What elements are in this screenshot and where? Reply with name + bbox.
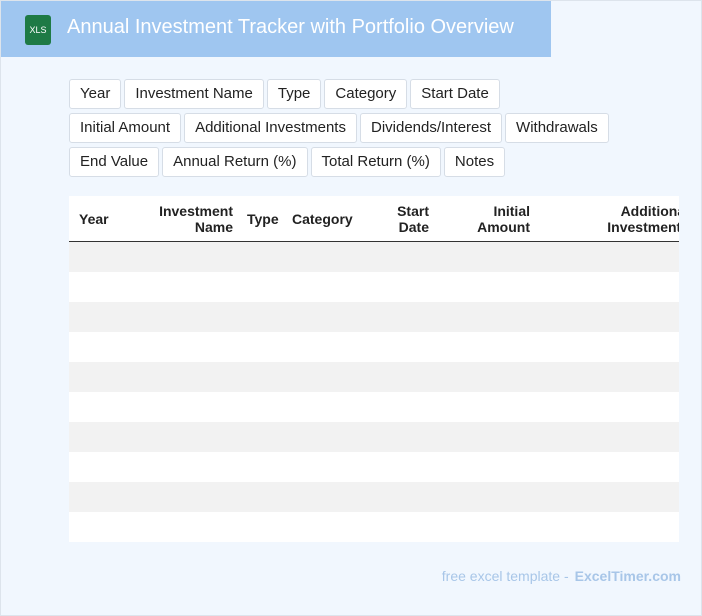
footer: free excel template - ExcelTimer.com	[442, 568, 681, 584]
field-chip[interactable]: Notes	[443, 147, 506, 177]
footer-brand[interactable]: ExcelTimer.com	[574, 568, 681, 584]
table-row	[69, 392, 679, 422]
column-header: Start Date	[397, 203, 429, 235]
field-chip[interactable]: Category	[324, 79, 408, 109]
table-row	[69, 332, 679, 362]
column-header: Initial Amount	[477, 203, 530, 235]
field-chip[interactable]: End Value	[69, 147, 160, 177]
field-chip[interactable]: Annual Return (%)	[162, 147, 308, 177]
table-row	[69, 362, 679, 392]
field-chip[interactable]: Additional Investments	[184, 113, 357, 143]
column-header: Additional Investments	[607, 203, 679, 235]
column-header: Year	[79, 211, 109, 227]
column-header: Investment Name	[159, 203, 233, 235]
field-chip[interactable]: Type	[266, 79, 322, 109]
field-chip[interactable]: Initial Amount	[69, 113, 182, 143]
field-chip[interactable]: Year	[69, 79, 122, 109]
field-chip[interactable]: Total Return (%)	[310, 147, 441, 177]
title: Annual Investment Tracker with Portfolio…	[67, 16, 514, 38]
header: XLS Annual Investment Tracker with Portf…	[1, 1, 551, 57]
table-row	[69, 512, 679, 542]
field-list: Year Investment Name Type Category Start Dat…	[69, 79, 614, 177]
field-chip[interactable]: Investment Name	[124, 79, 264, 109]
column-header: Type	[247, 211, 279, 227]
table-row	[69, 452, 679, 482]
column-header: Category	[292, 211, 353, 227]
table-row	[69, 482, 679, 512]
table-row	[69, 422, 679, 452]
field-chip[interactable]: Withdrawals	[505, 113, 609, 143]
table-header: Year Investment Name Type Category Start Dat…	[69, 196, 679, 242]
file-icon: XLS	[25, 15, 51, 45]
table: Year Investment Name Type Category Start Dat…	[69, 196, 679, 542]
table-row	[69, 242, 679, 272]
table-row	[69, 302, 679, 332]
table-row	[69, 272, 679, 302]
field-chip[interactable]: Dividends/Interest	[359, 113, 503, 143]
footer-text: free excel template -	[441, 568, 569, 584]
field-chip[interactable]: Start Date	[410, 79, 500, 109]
====================
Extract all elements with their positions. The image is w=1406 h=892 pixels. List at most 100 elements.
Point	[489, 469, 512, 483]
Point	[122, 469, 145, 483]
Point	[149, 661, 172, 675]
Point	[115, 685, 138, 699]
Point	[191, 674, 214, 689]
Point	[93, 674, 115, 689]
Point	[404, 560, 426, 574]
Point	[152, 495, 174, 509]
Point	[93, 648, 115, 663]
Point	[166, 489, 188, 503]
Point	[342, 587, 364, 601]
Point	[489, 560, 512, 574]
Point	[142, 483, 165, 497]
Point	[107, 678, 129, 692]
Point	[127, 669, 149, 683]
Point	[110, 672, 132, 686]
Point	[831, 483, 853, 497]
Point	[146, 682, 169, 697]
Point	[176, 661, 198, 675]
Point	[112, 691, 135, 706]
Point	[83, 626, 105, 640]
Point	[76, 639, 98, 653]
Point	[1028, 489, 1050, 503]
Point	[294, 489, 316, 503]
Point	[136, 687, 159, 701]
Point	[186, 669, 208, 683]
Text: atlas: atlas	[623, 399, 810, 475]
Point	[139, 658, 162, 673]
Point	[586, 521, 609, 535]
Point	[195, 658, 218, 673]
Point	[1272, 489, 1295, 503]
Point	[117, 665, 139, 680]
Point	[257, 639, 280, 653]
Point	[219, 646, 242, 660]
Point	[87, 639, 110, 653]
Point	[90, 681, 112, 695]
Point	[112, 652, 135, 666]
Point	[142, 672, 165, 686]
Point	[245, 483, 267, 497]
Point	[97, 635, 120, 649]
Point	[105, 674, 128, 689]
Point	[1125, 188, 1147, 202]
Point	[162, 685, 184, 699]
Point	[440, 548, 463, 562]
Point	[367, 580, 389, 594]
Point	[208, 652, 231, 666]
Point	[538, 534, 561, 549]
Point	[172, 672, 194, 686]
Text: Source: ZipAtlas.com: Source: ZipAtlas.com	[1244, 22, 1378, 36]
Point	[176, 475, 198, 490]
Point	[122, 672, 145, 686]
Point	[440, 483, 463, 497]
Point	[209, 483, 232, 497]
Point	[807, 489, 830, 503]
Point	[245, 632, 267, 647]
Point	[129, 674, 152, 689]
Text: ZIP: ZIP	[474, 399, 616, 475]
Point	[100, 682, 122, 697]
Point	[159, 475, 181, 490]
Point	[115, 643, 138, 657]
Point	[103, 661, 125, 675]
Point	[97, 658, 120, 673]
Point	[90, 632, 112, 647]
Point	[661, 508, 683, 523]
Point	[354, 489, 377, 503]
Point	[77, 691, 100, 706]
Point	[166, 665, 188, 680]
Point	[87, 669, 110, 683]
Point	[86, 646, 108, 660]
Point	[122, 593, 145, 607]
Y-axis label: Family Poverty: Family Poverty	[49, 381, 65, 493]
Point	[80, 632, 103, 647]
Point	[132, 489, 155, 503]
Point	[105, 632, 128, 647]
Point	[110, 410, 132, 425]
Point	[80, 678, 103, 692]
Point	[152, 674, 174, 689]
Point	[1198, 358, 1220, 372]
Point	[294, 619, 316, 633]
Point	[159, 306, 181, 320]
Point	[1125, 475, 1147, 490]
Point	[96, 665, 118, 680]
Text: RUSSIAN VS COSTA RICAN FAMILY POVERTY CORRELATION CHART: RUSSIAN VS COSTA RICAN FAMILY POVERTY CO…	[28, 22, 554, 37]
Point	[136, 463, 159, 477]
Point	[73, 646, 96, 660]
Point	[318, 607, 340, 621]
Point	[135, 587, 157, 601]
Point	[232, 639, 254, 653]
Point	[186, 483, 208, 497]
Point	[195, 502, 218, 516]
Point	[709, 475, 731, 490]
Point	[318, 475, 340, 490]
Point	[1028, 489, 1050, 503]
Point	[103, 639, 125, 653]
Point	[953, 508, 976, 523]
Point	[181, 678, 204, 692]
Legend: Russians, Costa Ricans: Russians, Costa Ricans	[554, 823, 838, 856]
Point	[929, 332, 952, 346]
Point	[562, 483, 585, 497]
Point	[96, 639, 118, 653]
====================
**The task**
Convert the listing lines from the line with "footer: free excel" to the line with "113, 609, 143]", inclusive, into a numbered list, omitting any blank lines.

**Response to this exercise**
1. footer: free excel template - ExcelTimer.com	[442, 568, 681, 584]
2. field-chip[interactable]: Notes	[443, 147, 506, 177]
3. footer-brand[interactable]: ExcelTimer.com	[574, 568, 681, 584]
4. table-row	[69, 392, 679, 422]
5. column-header: Start Date	[397, 203, 429, 235]
6. field-chip[interactable]: Category	[324, 79, 408, 109]
7. table-row	[69, 332, 679, 362]
8. column-header: Initial Amount	[477, 203, 530, 235]
9. field-chip[interactable]: End Value	[69, 147, 160, 177]
10. field-chip[interactable]: Annual Return (%)	[162, 147, 308, 177]
11. table-row	[69, 362, 679, 392]
12. field-chip[interactable]: Additional Investments	[184, 113, 357, 143]
13. column-header: Additional Investments	[607, 203, 679, 235]
14. column-header: Year	[79, 211, 109, 227]
15. column-header: Investment Name	[159, 203, 233, 235]
16. field-chip[interactable]: Type	[266, 79, 322, 109]
17. field-chip[interactable]: Initial Amount	[69, 113, 182, 143]
18. field-chip[interactable]: Year	[69, 79, 122, 109]
19. field-chip[interactable]: Total Return (%)	[310, 147, 441, 177]
20. title: Annual Investment Tracker with Portfolio…	[67, 16, 514, 38]
21. header: XLS Annual Investment Tracker with Portf…	[1, 1, 551, 57]
22. table-row	[69, 512, 679, 542]
23. field-list: Year Investment Name Type Category Start Dat…	[69, 79, 614, 177]
24. field-chip[interactable]: Investment Name	[124, 79, 264, 109]
25. column-header: Type	[247, 211, 279, 227]
26. table-row	[69, 452, 679, 482]
27. column-header: Category	[292, 211, 353, 227]
28. table-row	[69, 482, 679, 512]
29. table-row	[69, 422, 679, 452]
30. field-chip[interactable]: Withdrawals	[505, 113, 609, 143]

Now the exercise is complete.